Job:
Would you pull out every line of the material that contains the string "Kafé"?

(Dataset entries on figures)
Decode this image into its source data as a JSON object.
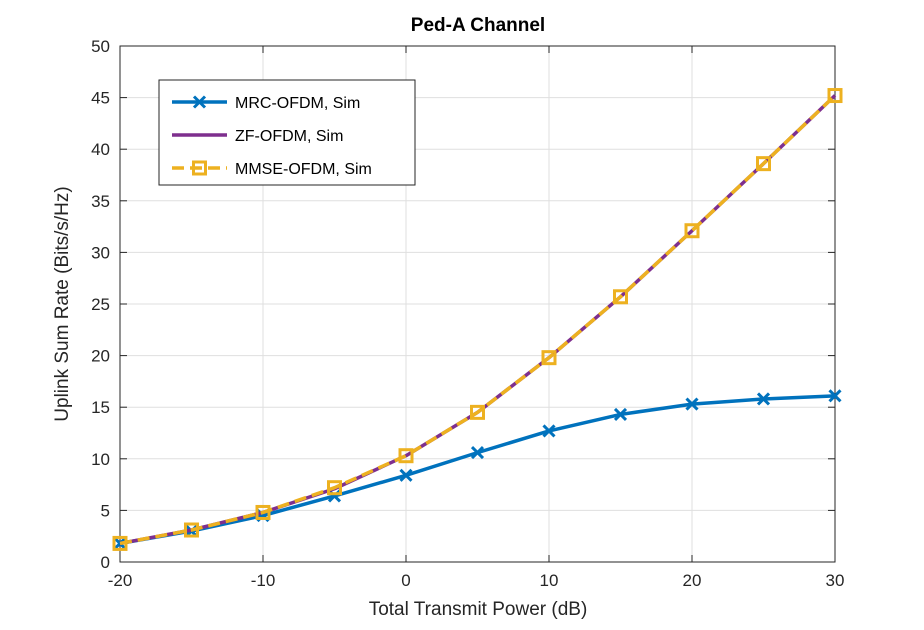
{
  "chart_data": {
    "type": "line",
    "title": "Ped-A Channel",
    "xlabel": "Total Transmit Power (dB)",
    "ylabel": "Uplink Sum Rate (Bits/s/Hz)",
    "xlim": [
      -20,
      30
    ],
    "ylim": [
      0,
      50
    ],
    "xticks": [
      "-20",
      "-10",
      "0",
      "10",
      "20",
      "30"
    ],
    "yticks": [
      "0",
      "5",
      "10",
      "15",
      "20",
      "25",
      "30",
      "35",
      "40",
      "45",
      "50"
    ],
    "grid": true,
    "legend_position": "top-left",
    "x": [
      -20,
      -15,
      -10,
      -5,
      0,
      5,
      10,
      15,
      20,
      25,
      30
    ],
    "series": [
      {
        "name": "MRC-OFDM, Sim",
        "color": "#0072BD",
        "marker": "x",
        "line_style": "solid",
        "values": [
          1.8,
          3.0,
          4.5,
          6.4,
          8.4,
          10.6,
          12.7,
          14.3,
          15.3,
          15.8,
          16.1
        ]
      },
      {
        "name": "ZF-OFDM, Sim",
        "color": "#7E2F8E",
        "marker": "none",
        "line_style": "solid",
        "values": [
          1.8,
          3.1,
          4.8,
          7.1,
          10.3,
          14.5,
          19.8,
          25.7,
          32.1,
          38.6,
          45.2
        ]
      },
      {
        "name": "MMSE-OFDM, Sim",
        "color": "#EDB120",
        "marker": "square",
        "line_style": "dashed",
        "values": [
          1.8,
          3.1,
          4.8,
          7.2,
          10.3,
          14.5,
          19.8,
          25.7,
          32.1,
          38.6,
          45.2
        ]
      }
    ]
  }
}
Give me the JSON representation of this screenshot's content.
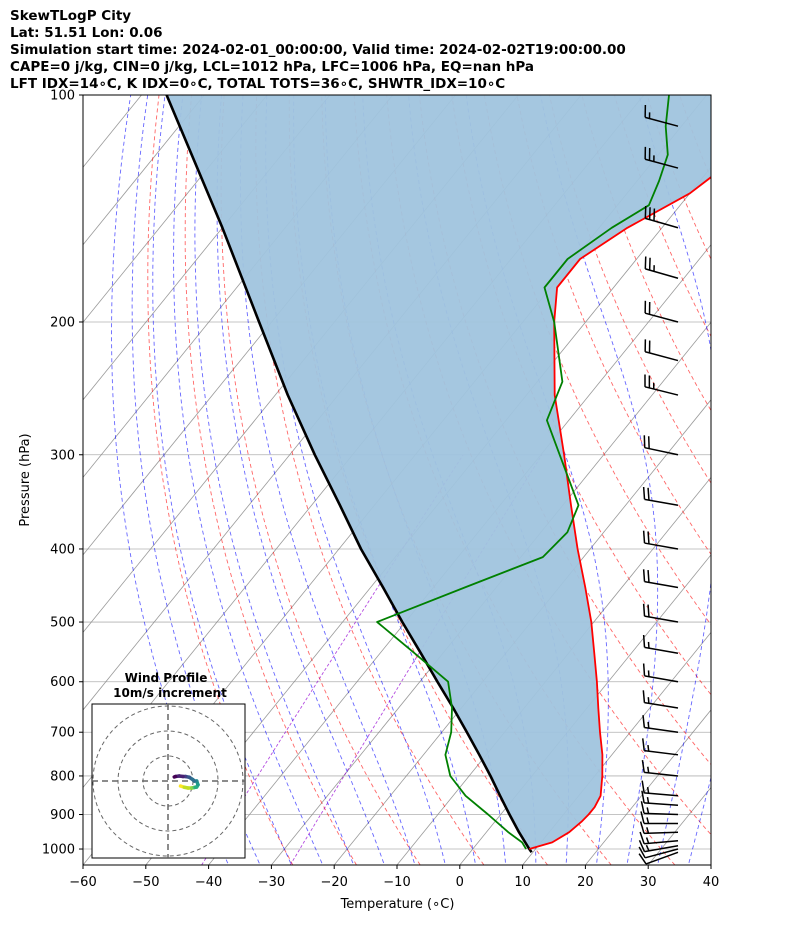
{
  "header": {
    "line1": "SkewTLogP City",
    "line2": "Lat: 51.51   Lon: 0.06",
    "line3": "Simulation start time: 2024-02-01_00:00:00, Valid time: 2024-02-02T19:00:00.00",
    "line4": "CAPE=0 j/kg, CIN=0 j/kg, LCL=1012 hPa, LFC=1006 hPa, EQ=nan hPa",
    "line5": "LFT IDX=14∘C, K IDX=0∘C, TOTAL TOTS=36∘C, SHWTR_IDX=10∘C"
  },
  "chart_data": {
    "type": "line",
    "subtype": "skew-t log-p",
    "xlabel": "Temperature (∘C)",
    "ylabel": "Pressure (hPa)",
    "xlim": [
      -60,
      40
    ],
    "ylim": [
      1050,
      100
    ],
    "y_scale": "log",
    "grid": true,
    "x_ticks": [
      -60,
      -50,
      -40,
      -30,
      -20,
      -10,
      0,
      10,
      20,
      30,
      40
    ],
    "y_ticks": [
      100,
      200,
      300,
      400,
      500,
      600,
      700,
      800,
      900,
      1000
    ],
    "colors": {
      "temperature": "#ff0000",
      "dewpoint": "#008000",
      "parcel": "#000000",
      "shade": "#a0c4de",
      "dry_adiabats": "#ff0000",
      "moist_adiabats": "#0000ff",
      "mixing_ratio": "#9400d3",
      "isotherms": "#888888"
    },
    "series": [
      {
        "name": "temperature",
        "pressure": [
          1000,
          980,
          950,
          920,
          900,
          880,
          850,
          800,
          750,
          700,
          650,
          600,
          550,
          500,
          450,
          400,
          350,
          300,
          250,
          200,
          180,
          165,
          150,
          135,
          125,
          115,
          100
        ],
        "values": [
          9.0,
          11.8,
          13.2,
          13.8,
          14.0,
          14.0,
          13.5,
          11.2,
          8.5,
          5.2,
          1.8,
          -1.8,
          -5.9,
          -10.4,
          -15.8,
          -22.0,
          -28.7,
          -36.3,
          -45.5,
          -55.0,
          -59.0,
          -59.0,
          -55.5,
          -50.0,
          -48.0,
          -49.5,
          -57.0
        ]
      },
      {
        "name": "dewpoint",
        "pressure": [
          1000,
          980,
          950,
          900,
          850,
          800,
          750,
          700,
          650,
          600,
          550,
          500,
          450,
          410,
          380,
          350,
          300,
          270,
          240,
          200,
          180,
          165,
          150,
          140,
          130,
          120,
          110,
          100
        ],
        "values": [
          8.5,
          7.0,
          3.5,
          -2.0,
          -8.0,
          -13.0,
          -16.5,
          -18.5,
          -21.5,
          -25.5,
          -34.5,
          -44.5,
          -35.0,
          -26.5,
          -25.8,
          -27.5,
          -37.0,
          -43.5,
          -46.0,
          -55.0,
          -61.0,
          -61.0,
          -58.0,
          -55.0,
          -56.5,
          -58.5,
          -62.5,
          -66.0
        ]
      },
      {
        "name": "parcel",
        "pressure": [
          1010,
          1000,
          950,
          900,
          850,
          800,
          750,
          700,
          650,
          600,
          550,
          500,
          450,
          400,
          350,
          300,
          250,
          200,
          150,
          100
        ],
        "values": [
          9.8,
          9.0,
          5.2,
          1.4,
          -2.5,
          -6.6,
          -11.1,
          -16.0,
          -21.3,
          -27.2,
          -33.5,
          -40.5,
          -48.0,
          -56.5,
          -65.5,
          -76.0,
          -88.0,
          -102.0,
          -120.0,
          -146.0
        ]
      }
    ],
    "wind_barbs": {
      "pressure": [
        1010,
        1000,
        990,
        975,
        950,
        925,
        900,
        875,
        850,
        800,
        750,
        700,
        650,
        600,
        550,
        500,
        450,
        400,
        350,
        300,
        250,
        225,
        200,
        175,
        150,
        125,
        110
      ],
      "speed_kt": [
        10,
        12,
        14,
        15,
        15,
        15,
        15,
        15,
        15,
        15,
        15,
        15,
        15,
        15,
        15,
        20,
        20,
        20,
        20,
        20,
        25,
        20,
        20,
        25,
        30,
        25,
        15
      ],
      "direction_deg": [
        250,
        255,
        260,
        265,
        268,
        270,
        272,
        274,
        275,
        276,
        277,
        278,
        279,
        280,
        280,
        280,
        280,
        280,
        280,
        282,
        284,
        285,
        285,
        286,
        286,
        285,
        285
      ]
    },
    "hodograph": {
      "title_line1": "Wind Profile",
      "title_line2": "10m/s increment",
      "ring_spacing_ms": 10,
      "u_ms": [
        5.0,
        6.5,
        8.0,
        9.5,
        10.5,
        11.0,
        11.5,
        12.0,
        11.5,
        10.5,
        10.0,
        8.5,
        7.0,
        6.0,
        4.5,
        3.0,
        2.5
      ],
      "v_ms": [
        -2.0,
        -2.5,
        -2.8,
        -2.8,
        -2.6,
        -2.5,
        -2.4,
        -1.5,
        0.0,
        0.0,
        0.5,
        1.5,
        1.8,
        1.8,
        2.0,
        1.8,
        1.6
      ]
    }
  }
}
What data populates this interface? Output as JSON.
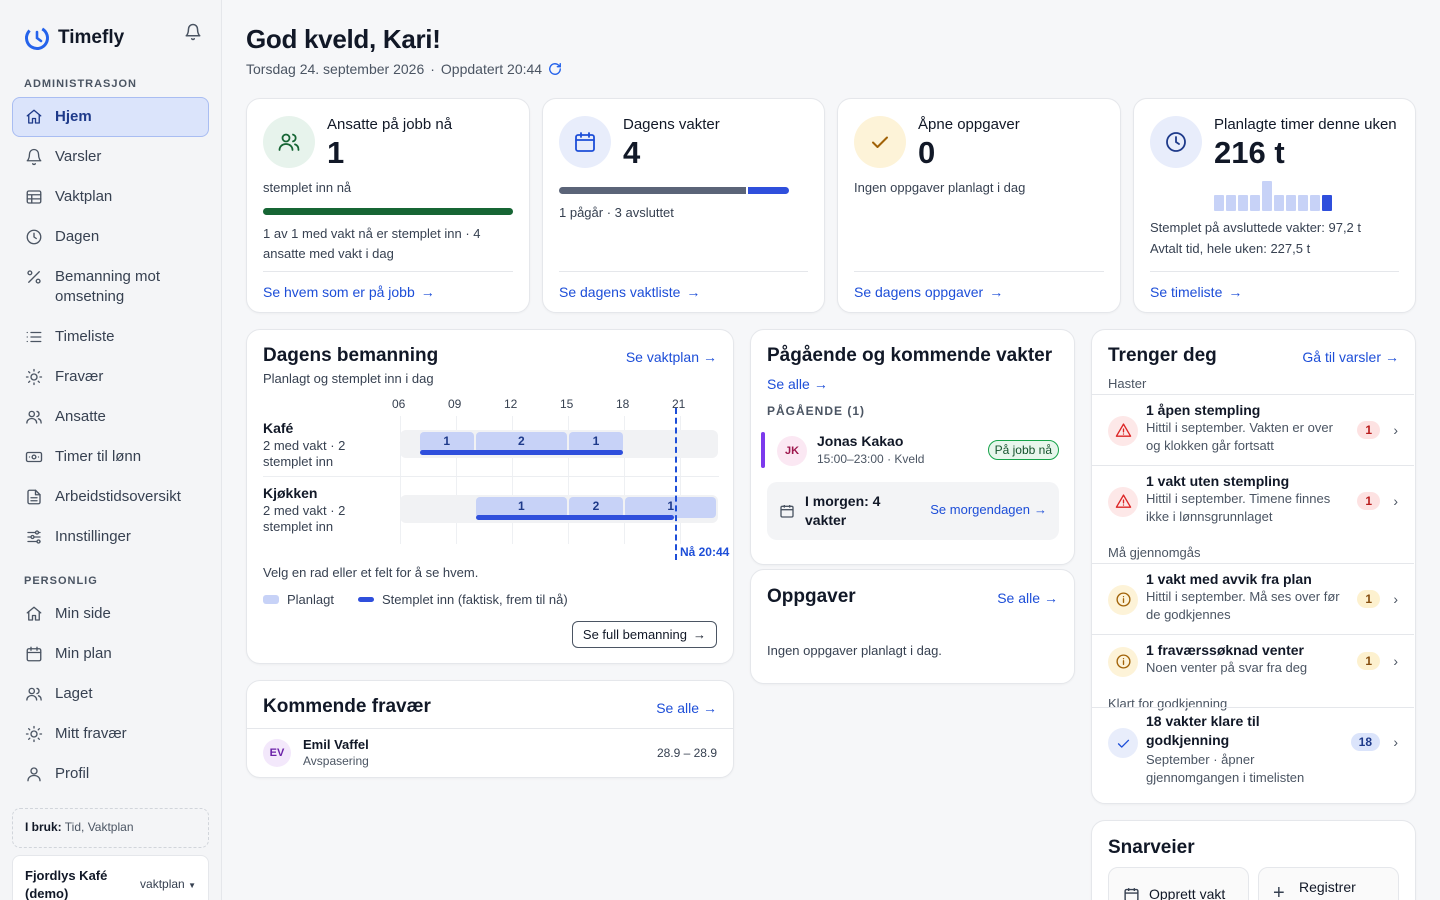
{
  "app": {
    "name": "Timefly"
  },
  "sidebar": {
    "sections": [
      {
        "label": "ADMINISTRASJON"
      },
      {
        "label": "PERSONLIG"
      }
    ],
    "admin_items": [
      {
        "label": "Hjem",
        "icon": "home-icon",
        "active": true
      },
      {
        "label": "Varsler",
        "icon": "bell-icon"
      },
      {
        "label": "Vaktplan",
        "icon": "table-icon"
      },
      {
        "label": "Dagen",
        "icon": "clock-icon"
      },
      {
        "label": "Bemanning mot omsetning",
        "icon": "percent-icon"
      },
      {
        "label": "Timeliste",
        "icon": "list-icon"
      },
      {
        "label": "Fravær",
        "icon": "sun-icon"
      },
      {
        "label": "Ansatte",
        "icon": "users-icon"
      },
      {
        "label": "Timer til lønn",
        "icon": "money-icon"
      },
      {
        "label": "Arbeidstidsoversikt",
        "icon": "document-icon"
      },
      {
        "label": "Innstillinger",
        "icon": "sliders-icon"
      }
    ],
    "personal_items": [
      {
        "label": "Min side",
        "icon": "home-icon"
      },
      {
        "label": "Min plan",
        "icon": "calendar-icon"
      },
      {
        "label": "Laget",
        "icon": "users-icon"
      },
      {
        "label": "Mitt fravær",
        "icon": "sun-icon"
      },
      {
        "label": "Profil",
        "icon": "user-icon"
      }
    ],
    "in_use_label": "I bruk:",
    "in_use_value": "Tid, Vaktplan",
    "org_name": "Fjordlys Kafé (demo)",
    "org_selector": "vaktplan"
  },
  "header": {
    "greeting": "God kveld, Kari!",
    "date": "Torsdag 24. september 2026",
    "updated": "Oppdatert 20:44"
  },
  "kpis": [
    {
      "title": "Ansatte på jobb nå",
      "value": "1",
      "sub": "stemplet inn nå",
      "progress": 1.0,
      "detail": "1 av 1 med vakt nå er stemplet inn · 4 ansatte med vakt i dag",
      "link": "Se hvem som er på jobb",
      "color": "#166534",
      "icon": "users-icon"
    },
    {
      "title": "Dagens vakter",
      "value": "4",
      "split": [
        3,
        1
      ],
      "detail": "1 pågår · 3 avsluttet",
      "link": "Se dagens vaktliste",
      "icon": "calendar-icon"
    },
    {
      "title": "Åpne oppgaver",
      "value": "0",
      "detail": "Ingen oppgaver planlagt i dag",
      "link": "Se dagens oppgaver",
      "icon": "check-icon"
    },
    {
      "title": "Planlagte timer denne uken",
      "value": "216 t",
      "daily_hours_relative": [
        0.55,
        0.55,
        0.55,
        0.55,
        1.0,
        0.55,
        0.55,
        0.55,
        0.55,
        0.55
      ],
      "detail1": "Stemplet på avsluttede vakter: 97,2 t",
      "detail2": "Avtalt tid, hele uken: 227,5 t",
      "link": "Se timeliste",
      "icon": "clock-icon"
    }
  ],
  "staffing": {
    "title": "Dagens bemanning",
    "subtitle": "Planlagt og stemplet inn i dag",
    "link": "Se vaktplan",
    "hours": [
      "06",
      "09",
      "12",
      "15",
      "18",
      "21"
    ],
    "rows": [
      {
        "name": "Kafé",
        "sub": "2 med vakt · 2 stemplet inn",
        "segments": [
          {
            "from": 7,
            "to": 10,
            "count": "1"
          },
          {
            "from": 10,
            "to": 15,
            "count": "2"
          },
          {
            "from": 15,
            "to": 18,
            "count": "1"
          }
        ],
        "clocked": [
          {
            "from": 7,
            "to": 18
          }
        ]
      },
      {
        "name": "Kjøkken",
        "sub": "2 med vakt · 2 stemplet inn",
        "segments": [
          {
            "from": 10,
            "to": 15,
            "count": "1"
          },
          {
            "from": 15,
            "to": 18,
            "count": "2"
          },
          {
            "from": 18,
            "to": 23,
            "count": "1"
          }
        ],
        "clocked": [
          {
            "from": 10,
            "to": 20.73
          }
        ]
      }
    ],
    "now_time": 20.73,
    "now_label": "Nå 20:44",
    "hint": "Velg en rad eller et felt for å se hvem.",
    "legend_planned": "Planlagt",
    "legend_clocked": "Stemplet inn (faktisk, frem til nå)",
    "button": "Se full bemanning"
  },
  "absence": {
    "title": "Kommende fravær",
    "link": "Se alle",
    "items": [
      {
        "initials": "EV",
        "name": "Emil Vaffel",
        "type": "Avspasering",
        "dates": "28.9 – 28.9"
      }
    ]
  },
  "shifts": {
    "title": "Pågående og kommende vakter",
    "link": "Se alle",
    "ongoing_label": "PÅGÅENDE (1)",
    "items": [
      {
        "initials": "JK",
        "name": "Jonas Kakao",
        "time": "15:00–23:00 · Kveld",
        "badge": "På jobb nå"
      }
    ],
    "tomorrow": "I morgen: 4 vakter",
    "tomorrow_link": "Se morgendagen"
  },
  "tasks": {
    "title": "Oppgaver",
    "link": "Se alle",
    "empty": "Ingen oppgaver planlagt i dag."
  },
  "needs": {
    "title": "Trenger deg",
    "link": "Gå til varsler",
    "groups": [
      "Haster",
      "Må gjennomgås",
      "Klart for godkjenning"
    ],
    "items": [
      {
        "title": "1 åpen stempling",
        "desc": "Hittil i september. Vakten er over og klokken går fortsatt",
        "count": "1",
        "kind": "urgent"
      },
      {
        "title": "1 vakt uten stempling",
        "desc": "Hittil i september. Timene finnes ikke i lønnsgrunnlaget",
        "count": "1",
        "kind": "urgent"
      },
      {
        "title": "1 vakt med avvik fra plan",
        "desc": "Hittil i september. Må ses over før de godkjennes",
        "count": "1",
        "kind": "review"
      },
      {
        "title": "1 fraværssøknad venter",
        "desc": "Noen venter på svar fra deg",
        "count": "1",
        "kind": "review"
      },
      {
        "title": "18 vakter klare til godkjenning",
        "desc": "September · åpner gjennomgangen i timelisten",
        "count": "18",
        "kind": "ready"
      }
    ]
  },
  "shortcuts": {
    "title": "Snarveier",
    "items": [
      {
        "label": "Opprett vakt",
        "icon": "calendar-icon"
      },
      {
        "label": "Registrer fravær",
        "icon": "plus-icon"
      }
    ]
  },
  "colors": {
    "accent": "#1d4ed8",
    "active_bg": "#dbe4fb",
    "planned": "#c7d2f7",
    "clocked": "#2f4fdc",
    "green": "#166534",
    "urgent": "#dc2626",
    "review": "#ca8a04"
  }
}
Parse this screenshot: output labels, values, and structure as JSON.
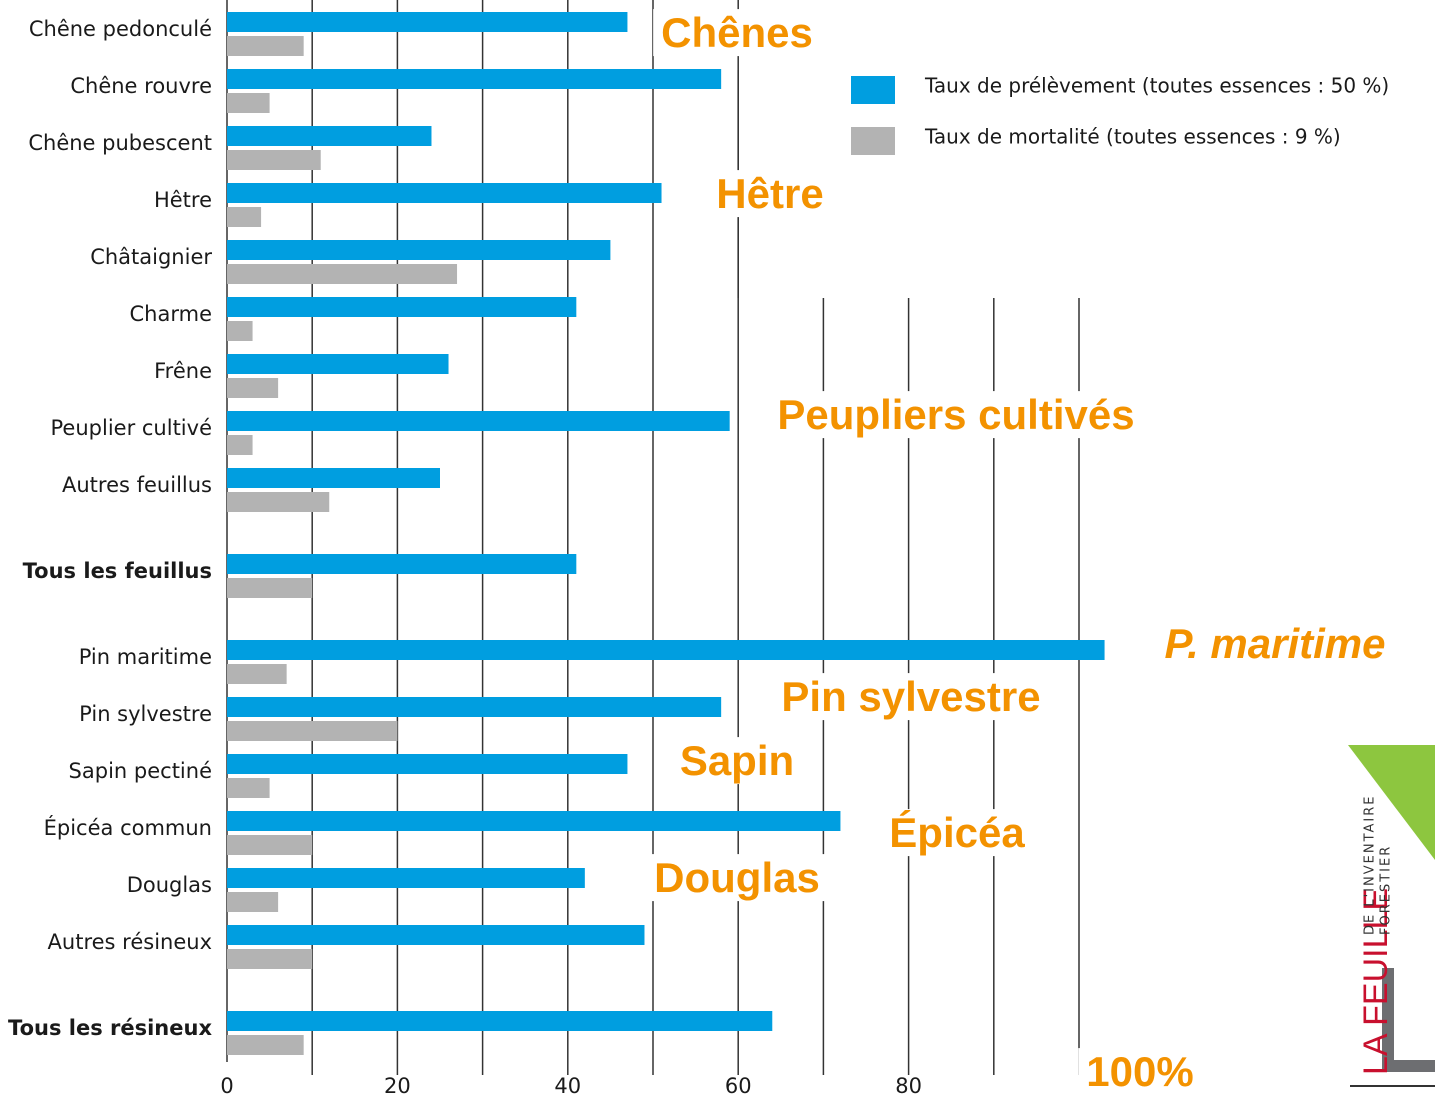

Exercise solution:
    "org_name": "Fjordlys Kafé (demo)",
        "name": "Kafé",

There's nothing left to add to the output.